━━ RECORDS FOR PROCESSING ━━
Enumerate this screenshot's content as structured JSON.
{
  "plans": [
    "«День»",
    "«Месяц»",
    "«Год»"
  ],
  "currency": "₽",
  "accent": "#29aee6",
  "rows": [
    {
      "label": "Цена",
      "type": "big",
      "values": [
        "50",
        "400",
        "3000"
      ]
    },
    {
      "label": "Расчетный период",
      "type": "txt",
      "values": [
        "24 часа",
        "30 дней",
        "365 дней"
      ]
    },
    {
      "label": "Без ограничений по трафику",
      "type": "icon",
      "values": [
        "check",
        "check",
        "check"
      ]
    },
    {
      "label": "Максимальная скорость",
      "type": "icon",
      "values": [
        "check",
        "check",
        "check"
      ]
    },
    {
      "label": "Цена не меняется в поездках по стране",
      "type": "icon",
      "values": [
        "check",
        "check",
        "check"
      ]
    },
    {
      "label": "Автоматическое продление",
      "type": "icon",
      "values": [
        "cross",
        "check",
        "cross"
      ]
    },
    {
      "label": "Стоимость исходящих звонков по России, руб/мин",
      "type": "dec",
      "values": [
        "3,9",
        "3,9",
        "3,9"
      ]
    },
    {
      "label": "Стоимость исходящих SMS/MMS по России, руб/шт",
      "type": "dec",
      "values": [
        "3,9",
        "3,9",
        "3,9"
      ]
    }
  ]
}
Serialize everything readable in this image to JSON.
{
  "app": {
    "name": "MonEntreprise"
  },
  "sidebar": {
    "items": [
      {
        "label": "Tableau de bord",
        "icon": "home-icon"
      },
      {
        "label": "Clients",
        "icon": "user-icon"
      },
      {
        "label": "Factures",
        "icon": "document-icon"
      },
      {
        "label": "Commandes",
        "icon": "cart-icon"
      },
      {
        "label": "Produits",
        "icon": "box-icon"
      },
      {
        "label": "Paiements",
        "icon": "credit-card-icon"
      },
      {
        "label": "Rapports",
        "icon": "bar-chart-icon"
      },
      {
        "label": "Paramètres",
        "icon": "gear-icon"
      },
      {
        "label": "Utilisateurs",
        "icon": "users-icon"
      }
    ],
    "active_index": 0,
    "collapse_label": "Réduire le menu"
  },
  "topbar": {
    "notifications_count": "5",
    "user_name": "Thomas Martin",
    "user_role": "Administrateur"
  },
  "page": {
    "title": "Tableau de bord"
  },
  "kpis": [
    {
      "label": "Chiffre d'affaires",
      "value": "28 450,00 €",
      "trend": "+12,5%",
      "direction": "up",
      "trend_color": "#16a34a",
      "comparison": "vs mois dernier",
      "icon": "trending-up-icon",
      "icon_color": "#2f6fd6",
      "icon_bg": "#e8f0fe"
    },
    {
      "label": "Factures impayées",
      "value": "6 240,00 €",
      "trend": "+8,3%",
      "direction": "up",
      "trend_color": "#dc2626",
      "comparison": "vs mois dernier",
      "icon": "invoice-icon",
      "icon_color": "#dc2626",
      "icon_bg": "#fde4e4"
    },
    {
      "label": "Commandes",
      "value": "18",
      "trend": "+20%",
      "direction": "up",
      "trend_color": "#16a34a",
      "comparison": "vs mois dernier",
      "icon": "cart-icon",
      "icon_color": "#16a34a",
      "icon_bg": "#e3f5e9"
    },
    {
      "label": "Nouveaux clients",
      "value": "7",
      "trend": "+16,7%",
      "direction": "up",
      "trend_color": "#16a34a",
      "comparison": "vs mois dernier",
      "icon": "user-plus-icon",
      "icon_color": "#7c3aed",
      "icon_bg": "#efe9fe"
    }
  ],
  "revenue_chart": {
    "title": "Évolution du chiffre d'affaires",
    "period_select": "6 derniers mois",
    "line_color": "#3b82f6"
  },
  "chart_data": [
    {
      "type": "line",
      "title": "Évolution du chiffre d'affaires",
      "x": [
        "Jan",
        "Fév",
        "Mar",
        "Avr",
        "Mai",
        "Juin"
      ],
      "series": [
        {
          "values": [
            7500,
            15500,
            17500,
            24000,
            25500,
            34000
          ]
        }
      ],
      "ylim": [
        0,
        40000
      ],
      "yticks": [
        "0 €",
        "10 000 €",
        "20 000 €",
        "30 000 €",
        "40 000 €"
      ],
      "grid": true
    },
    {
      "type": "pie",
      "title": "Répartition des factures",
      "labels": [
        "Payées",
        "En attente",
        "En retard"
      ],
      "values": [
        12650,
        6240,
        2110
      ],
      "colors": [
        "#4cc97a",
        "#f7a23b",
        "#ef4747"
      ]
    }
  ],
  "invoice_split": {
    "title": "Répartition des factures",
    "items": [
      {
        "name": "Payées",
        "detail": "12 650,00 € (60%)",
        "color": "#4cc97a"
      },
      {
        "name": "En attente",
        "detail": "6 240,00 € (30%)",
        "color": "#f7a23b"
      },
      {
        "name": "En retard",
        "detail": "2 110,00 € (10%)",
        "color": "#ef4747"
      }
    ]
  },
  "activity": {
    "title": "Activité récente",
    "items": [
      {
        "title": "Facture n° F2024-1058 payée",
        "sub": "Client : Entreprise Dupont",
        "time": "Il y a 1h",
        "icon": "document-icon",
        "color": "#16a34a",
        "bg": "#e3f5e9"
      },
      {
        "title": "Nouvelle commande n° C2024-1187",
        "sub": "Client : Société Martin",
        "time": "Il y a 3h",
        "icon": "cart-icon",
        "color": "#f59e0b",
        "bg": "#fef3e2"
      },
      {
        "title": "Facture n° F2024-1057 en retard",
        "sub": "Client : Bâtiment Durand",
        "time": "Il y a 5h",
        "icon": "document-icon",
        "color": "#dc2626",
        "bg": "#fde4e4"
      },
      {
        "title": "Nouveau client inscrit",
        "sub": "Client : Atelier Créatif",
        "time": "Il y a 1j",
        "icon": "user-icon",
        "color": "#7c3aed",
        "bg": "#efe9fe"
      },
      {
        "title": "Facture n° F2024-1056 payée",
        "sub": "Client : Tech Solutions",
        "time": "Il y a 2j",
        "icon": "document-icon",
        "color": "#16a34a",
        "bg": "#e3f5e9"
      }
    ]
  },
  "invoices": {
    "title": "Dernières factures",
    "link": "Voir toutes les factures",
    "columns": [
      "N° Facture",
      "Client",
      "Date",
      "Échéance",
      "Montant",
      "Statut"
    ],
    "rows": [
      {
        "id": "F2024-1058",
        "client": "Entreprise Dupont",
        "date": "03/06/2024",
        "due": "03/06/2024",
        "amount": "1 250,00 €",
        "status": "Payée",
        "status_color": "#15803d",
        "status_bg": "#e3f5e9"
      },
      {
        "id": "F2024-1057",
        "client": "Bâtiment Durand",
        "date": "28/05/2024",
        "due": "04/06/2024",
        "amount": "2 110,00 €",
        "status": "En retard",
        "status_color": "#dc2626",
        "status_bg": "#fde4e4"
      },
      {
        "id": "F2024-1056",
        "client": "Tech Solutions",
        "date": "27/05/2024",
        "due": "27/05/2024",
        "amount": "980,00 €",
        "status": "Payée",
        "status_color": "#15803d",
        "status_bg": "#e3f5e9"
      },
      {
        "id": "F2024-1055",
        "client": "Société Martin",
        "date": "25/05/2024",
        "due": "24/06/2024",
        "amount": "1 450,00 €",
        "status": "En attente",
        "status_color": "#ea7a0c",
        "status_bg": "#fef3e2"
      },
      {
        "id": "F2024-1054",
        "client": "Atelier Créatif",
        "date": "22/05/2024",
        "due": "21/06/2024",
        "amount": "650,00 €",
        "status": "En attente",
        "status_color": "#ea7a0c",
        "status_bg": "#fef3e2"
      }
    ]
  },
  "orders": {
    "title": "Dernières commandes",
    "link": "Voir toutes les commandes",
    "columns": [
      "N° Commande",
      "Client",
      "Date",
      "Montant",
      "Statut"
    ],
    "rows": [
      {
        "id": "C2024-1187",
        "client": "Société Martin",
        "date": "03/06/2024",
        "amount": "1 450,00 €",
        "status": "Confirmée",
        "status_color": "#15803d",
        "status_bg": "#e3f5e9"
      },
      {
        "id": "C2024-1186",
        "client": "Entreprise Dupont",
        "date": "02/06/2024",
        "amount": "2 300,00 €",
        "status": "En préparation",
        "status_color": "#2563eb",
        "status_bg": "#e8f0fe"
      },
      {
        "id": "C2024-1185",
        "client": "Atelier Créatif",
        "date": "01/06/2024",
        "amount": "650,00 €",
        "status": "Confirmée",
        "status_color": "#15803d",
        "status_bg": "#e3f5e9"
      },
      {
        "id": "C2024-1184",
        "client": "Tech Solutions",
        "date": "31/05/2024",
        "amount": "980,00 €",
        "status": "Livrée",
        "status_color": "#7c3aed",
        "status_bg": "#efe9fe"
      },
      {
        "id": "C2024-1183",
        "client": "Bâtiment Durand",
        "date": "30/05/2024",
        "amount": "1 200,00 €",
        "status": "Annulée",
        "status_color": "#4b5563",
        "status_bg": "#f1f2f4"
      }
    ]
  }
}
━━━
EXERCISE AIM: Which lines hold the word "Répartition"? Copy each of them from the records.

COMPLETED EXERCISE:
      "title": "Répartition des factures",
    "title": "Répartition des factures",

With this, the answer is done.